- SOURCE DATA -

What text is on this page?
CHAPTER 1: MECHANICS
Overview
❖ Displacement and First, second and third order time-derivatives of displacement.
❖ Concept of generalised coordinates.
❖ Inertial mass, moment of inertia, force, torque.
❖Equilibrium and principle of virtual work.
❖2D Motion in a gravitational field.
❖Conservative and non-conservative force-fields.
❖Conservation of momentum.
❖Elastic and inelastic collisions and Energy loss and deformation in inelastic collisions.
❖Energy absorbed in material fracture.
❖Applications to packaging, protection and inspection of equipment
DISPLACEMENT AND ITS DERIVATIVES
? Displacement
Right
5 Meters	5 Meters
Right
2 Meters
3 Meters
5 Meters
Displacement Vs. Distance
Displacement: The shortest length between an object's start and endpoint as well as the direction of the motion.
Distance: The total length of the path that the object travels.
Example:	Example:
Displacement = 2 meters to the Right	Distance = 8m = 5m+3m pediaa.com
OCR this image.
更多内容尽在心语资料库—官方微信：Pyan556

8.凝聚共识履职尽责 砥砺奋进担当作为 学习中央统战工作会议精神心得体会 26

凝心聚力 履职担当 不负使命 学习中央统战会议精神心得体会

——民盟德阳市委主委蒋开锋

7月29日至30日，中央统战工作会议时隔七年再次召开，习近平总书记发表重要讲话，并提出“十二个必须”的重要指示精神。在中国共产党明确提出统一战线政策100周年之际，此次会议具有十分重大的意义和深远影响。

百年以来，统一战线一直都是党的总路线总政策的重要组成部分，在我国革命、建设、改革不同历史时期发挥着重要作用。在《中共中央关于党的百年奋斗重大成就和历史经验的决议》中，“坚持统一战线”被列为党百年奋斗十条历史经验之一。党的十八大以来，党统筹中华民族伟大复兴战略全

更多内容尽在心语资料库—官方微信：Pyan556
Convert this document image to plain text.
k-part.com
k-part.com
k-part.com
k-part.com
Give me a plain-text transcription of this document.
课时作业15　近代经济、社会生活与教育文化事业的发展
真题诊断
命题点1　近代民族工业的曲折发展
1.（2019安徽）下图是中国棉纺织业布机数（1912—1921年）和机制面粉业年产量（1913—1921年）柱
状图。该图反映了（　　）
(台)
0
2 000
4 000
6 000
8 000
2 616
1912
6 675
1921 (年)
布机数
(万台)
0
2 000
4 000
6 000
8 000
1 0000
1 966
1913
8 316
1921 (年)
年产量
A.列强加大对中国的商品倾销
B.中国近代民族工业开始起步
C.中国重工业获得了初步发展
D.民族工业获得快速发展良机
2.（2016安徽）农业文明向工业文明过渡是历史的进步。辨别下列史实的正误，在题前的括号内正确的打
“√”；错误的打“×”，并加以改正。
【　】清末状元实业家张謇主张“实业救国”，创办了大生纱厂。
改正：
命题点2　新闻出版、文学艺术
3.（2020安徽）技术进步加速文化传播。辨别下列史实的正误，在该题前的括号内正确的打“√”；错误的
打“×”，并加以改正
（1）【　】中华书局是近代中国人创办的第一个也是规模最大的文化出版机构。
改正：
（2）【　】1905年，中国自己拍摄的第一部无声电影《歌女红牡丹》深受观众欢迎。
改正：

- AIM -
Reproduce the data shown above exactly.

- COMPLETED TASK -
What text is on this page?
CHAPTER 1: MECHANICS
Overview
❖ Displacement and First, second and third order time-derivatives of displacement.
❖ Concept of generalised coordinates.
❖ Inertial mass, moment of inertia, force, torque.
❖Equilibrium and principle of virtual work.
❖2D Motion in a gravitational field.
❖Conservative and non-conservative force-fields.
❖Conservation of momentum.
❖Elastic and inelastic collisions and Energy loss and deformation in inelastic collisions.
❖Energy absorbed in material fracture.
❖Applications to packaging, protection and inspection of equipment
DISPLACEMENT AND ITS DERIVATIVES
? Displacement
Right
5 Meters	5 Meters
Right
2 Meters
3 Meters
5 Meters
Displacement Vs. Distance
Displacement: The shortest length between an object's start and endpoint as well as the direction of the motion.
Distance: The total length of the path that the object travels.
Example:	Example:
Displacement = 2 meters to the Right	Distance = 8m = 5m+3m pediaa.com
OCR this image.
更多内容尽在心语资料库—官方微信：Pyan556

8.凝聚共识履职尽责 砥砺奋进担当作为 学习中央统战工作会议精神心得体会 26

凝心聚力 履职担当 不负使命 学习中央统战会议精神心得体会

——民盟德阳市委主委蒋开锋

7月29日至30日，中央统战工作会议时隔七年再次召开，习近平总书记发表重要讲话，并提出“十二个必须”的重要指示精神。在中国共产党明确提出统一战线政策100周年之际，此次会议具有十分重大的意义和深远影响。

百年以来，统一战线一直都是党的总路线总政策的重要组成部分，在我国革命、建设、改革不同历史时期发挥着重要作用。在《中共中央关于党的百年奋斗重大成就和历史经验的决议》中，“坚持统一战线”被列为党百年奋斗十条历史经验之一。党的十八大以来，党统筹中华民族伟大复兴战略全

更多内容尽在心语资料库—官方微信：Pyan556
Convert this document image to plain text.
k-part.com
k-part.com
k-part.com
k-part.com
Give me a plain-text transcription of this document.
课时作业15　近代经济、社会生活与教育文化事业的发展
真题诊断
命题点1　近代民族工业的曲折发展
1.（2019安徽）下图是中国棉纺织业布机数（1912—1921年）和机制面粉业年产量（1913—1921年）柱
状图。该图反映了（　　）
(台)
0
2 000
4 000
6 000
8 000
2 616
1912
6 675
1921 (年)
布机数
(万台)
0
2 000
4 000
6 000
8 000
1 0000
1 966
1913
8 316
1921 (年)
年产量
A.列强加大对中国的商品倾销
B.中国近代民族工业开始起步
C.中国重工业获得了初步发展
D.民族工业获得快速发展良机
2.（2016安徽）农业文明向工业文明过渡是历史的进步。辨别下列史实的正误，在题前的括号内正确的打
“√”；错误的打“×”，并加以改正。
【　】清末状元实业家张謇主张“实业救国”，创办了大生纱厂。
改正：
命题点2　新闻出版、文学艺术
3.（2020安徽）技术进步加速文化传播。辨别下列史实的正误，在该题前的括号内正确的打“√”；错误的
打“×”，并加以改正
（1）【　】中华书局是近代中国人创办的第一个也是规模最大的文化出版机构。
改正：
（2）【　】1905年，中国自己拍摄的第一部无声电影《歌女红牡丹》深受观众欢迎。
改正：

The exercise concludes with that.